• [Stated goal] Reproduce every line of the material below, but drop the pictures.

>> start

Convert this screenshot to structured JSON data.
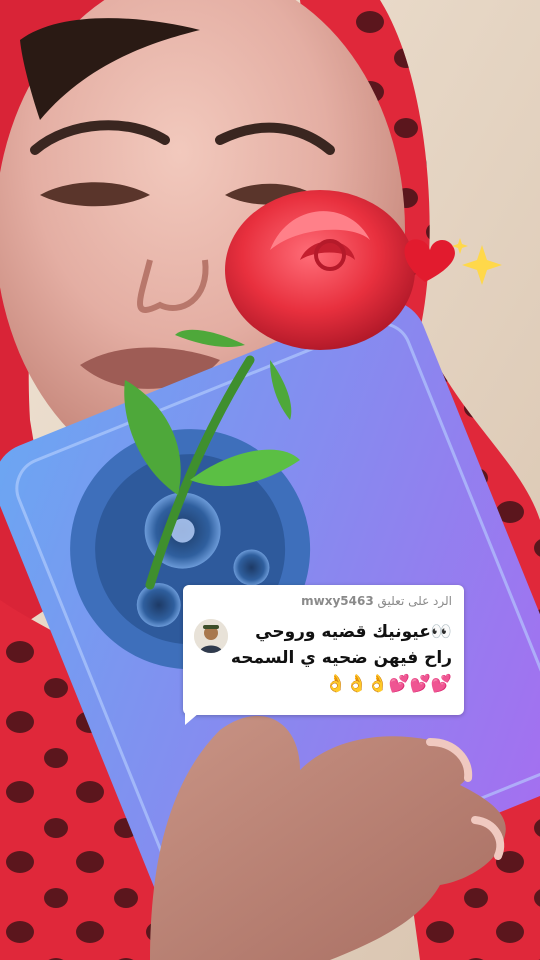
{
  "reply_card": {
    "prefix": "الرد على تعليق",
    "username": "mwxy5463",
    "lines": [
      "👀عيونيك قضيه وروحي",
      "راح فيهن ضحيه ي السمحه",
      "💕💕💕👌👌👌"
    ]
  },
  "colors": {
    "scarf_red": "#e0283a",
    "phone_blue": "#5a8fe0",
    "phone_purple": "#9a6be8",
    "rose_red": "#e8303e",
    "leaf_green": "#4ea83a",
    "card_bg": "#ffffff"
  },
  "stickers": [
    "rose-sticker",
    "heart-sticker",
    "sparkle-sticker"
  ]
}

>> end

• [Exercise response]
Convert this screenshot to structured JSON data.
{
  "reply_card": {
    "prefix": "الرد على تعليق",
    "username": "mwxy5463",
    "lines": [
      "👀عيونيك قضيه وروحي",
      "راح فيهن ضحيه ي السمحه",
      "💕💕💕👌👌👌"
    ]
  },
  "colors": {
    "scarf_red": "#e0283a",
    "phone_blue": "#5a8fe0",
    "phone_purple": "#9a6be8",
    "rose_red": "#e8303e",
    "leaf_green": "#4ea83a",
    "card_bg": "#ffffff"
  },
  "stickers": [
    "rose-sticker",
    "heart-sticker",
    "sparkle-sticker"
  ]
}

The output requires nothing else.